Stated goal 1:
Answer these questions about the ALE excerpt, one per line:
(a) Which function generates the ALE data for all two-way interactions?
(b) Which element is skipped when iterating through the data for plotting?
(c) What does the ALE excerpt say about interactions in this dataset?
Stated goal 2: Name every named function that the code in the ALE excerpt calls.
Stated goal 3: Please pick up the ALE excerpt after its final sentence and continue it.

-- Excerpted passage start --

We can also generate and plot the ALE data for all two-way interactions.
cars_ale_ixn <- ale_ixn(cars, cm)
# Skip .common_data when iterating through the data for plotting
cars_ale_ixn[setdiff(names(cars_ale_ixn), '.common_data')] |>
purrr::walk(\(x1) { # extract list of x1 ALE outputs
purrr::map(x1, \(.x) .x$plot) |> # for each x1, extract list of x2 ALE outputs
gridExtra::grid.arrange(grobs = _, ncol = 2) # plot all x1 plots
})
There are no interactions in this dataset.
Finally, as explained in the vignette on modelling with small datasets, a more appropriate modelling workflow would require bootstrapping the entire model, not just the ALE data. So, let’s do that now.

-- Excerpted passage end --
-- Information supplied start --

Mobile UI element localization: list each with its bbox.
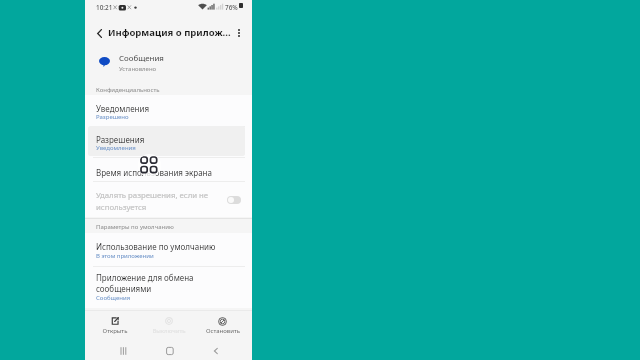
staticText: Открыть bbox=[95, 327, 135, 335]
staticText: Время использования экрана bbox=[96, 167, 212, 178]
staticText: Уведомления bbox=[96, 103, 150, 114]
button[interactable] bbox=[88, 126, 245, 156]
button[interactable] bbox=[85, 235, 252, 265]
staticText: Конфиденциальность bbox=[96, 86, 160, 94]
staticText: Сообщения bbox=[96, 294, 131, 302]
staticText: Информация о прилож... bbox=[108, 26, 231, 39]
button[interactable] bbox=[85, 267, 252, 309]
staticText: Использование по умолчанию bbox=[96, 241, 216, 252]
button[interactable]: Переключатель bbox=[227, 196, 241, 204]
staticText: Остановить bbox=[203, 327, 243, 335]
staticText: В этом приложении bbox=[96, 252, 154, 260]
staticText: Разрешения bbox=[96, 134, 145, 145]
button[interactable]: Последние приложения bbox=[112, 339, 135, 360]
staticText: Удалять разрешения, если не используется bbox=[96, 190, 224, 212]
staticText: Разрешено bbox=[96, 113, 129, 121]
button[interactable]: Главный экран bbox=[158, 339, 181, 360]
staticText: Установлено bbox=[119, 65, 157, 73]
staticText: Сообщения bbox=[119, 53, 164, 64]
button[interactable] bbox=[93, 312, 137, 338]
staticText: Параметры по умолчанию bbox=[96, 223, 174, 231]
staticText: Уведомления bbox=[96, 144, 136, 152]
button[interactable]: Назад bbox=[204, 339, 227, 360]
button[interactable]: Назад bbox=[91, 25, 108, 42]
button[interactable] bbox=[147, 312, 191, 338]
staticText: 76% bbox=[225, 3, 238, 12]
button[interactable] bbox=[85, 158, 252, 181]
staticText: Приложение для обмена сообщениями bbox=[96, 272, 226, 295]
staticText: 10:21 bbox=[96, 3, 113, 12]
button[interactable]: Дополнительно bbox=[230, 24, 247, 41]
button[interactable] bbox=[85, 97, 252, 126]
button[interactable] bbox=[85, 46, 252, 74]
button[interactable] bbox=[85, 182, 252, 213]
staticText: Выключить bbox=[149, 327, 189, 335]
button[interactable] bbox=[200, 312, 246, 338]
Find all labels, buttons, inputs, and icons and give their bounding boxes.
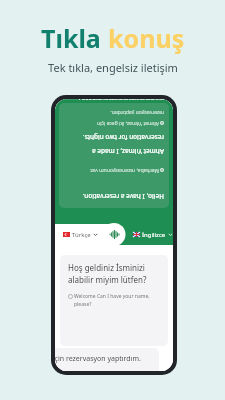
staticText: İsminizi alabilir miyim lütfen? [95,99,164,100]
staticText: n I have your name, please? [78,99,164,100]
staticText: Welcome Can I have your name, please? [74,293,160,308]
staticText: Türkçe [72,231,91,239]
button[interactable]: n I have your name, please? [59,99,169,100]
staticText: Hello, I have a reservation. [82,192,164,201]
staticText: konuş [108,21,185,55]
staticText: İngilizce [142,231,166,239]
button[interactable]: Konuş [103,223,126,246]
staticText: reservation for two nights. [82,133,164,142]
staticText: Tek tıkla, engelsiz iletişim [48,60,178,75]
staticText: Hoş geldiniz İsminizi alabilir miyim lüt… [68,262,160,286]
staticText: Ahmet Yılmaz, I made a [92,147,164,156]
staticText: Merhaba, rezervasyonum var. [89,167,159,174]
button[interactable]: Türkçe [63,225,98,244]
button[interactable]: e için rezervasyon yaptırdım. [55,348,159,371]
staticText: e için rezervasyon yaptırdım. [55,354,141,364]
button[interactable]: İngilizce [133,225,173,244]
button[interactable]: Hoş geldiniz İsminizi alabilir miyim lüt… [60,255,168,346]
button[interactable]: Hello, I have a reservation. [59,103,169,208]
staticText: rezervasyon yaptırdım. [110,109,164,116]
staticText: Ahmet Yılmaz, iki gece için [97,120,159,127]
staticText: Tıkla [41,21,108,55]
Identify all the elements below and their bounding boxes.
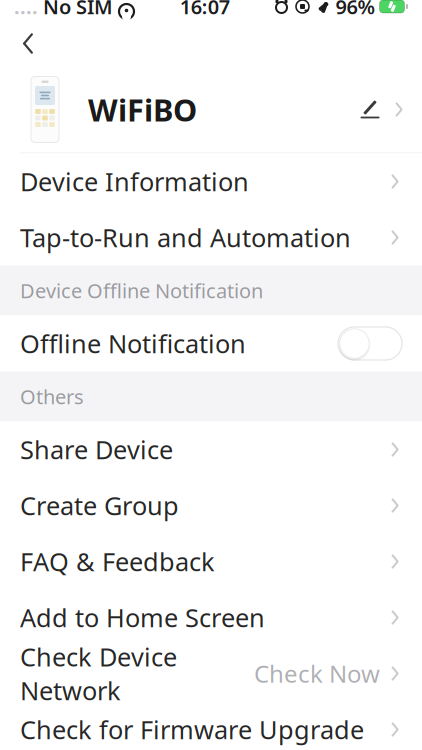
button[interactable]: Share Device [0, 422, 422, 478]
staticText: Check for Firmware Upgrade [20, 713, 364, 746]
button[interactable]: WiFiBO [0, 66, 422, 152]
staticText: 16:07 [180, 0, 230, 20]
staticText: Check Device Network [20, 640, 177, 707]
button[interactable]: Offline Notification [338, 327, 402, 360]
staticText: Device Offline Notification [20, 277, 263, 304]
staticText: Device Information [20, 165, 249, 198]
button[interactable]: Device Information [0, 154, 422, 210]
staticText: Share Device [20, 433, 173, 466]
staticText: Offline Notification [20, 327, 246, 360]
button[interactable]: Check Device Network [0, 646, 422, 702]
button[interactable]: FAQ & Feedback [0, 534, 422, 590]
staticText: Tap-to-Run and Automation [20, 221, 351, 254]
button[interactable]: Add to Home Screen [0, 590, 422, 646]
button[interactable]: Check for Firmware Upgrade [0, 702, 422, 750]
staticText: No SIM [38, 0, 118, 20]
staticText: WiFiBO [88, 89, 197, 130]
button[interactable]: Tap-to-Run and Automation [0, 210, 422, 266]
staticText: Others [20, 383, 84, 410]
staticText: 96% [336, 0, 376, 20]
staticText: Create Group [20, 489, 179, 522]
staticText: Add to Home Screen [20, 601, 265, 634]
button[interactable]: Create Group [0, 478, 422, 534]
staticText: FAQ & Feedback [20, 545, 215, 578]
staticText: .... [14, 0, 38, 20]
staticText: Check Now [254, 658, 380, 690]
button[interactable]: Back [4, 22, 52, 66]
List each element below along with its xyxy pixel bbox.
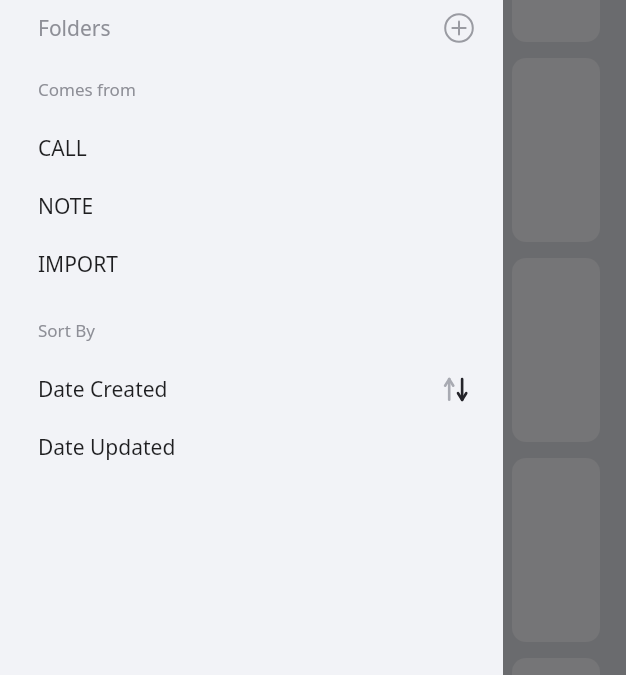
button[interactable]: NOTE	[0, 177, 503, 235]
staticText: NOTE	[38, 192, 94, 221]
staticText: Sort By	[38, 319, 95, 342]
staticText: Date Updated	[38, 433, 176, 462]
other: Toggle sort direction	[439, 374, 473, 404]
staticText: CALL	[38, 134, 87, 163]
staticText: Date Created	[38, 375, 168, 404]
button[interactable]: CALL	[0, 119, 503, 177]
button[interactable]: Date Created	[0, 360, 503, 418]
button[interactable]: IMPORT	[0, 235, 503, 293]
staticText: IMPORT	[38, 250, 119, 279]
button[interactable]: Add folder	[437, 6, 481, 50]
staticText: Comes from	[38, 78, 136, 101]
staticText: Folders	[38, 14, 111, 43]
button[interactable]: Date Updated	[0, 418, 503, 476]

-- Information supplied end --

Written answer 1:
(a) ale_ixn
(b) .common_data
(c) There are no interactions in this dataset.

Written answer 2: ale_ixn, setdiff, names, purrr::walk, purrr::map, gridExtra::grid.arrange

Written answer 3:
mb <- model_bootstrap(
cars,
'mgcv::gam(mpg ~ cyl + s(disp) + s(hp) + drat + wt + s(qsec) +
+ vs + am + gear + carb + country)'
)
# Skip .common_data when iterating through the data for plotting
mb$ale_data[setdiff(names(mb$ale_data), '.common_data')] |>
purrr::map(\(.x) .x$plot) |> # extract plots as a list
gridExtra::grid.arrange(grobs = _, ncol = 2)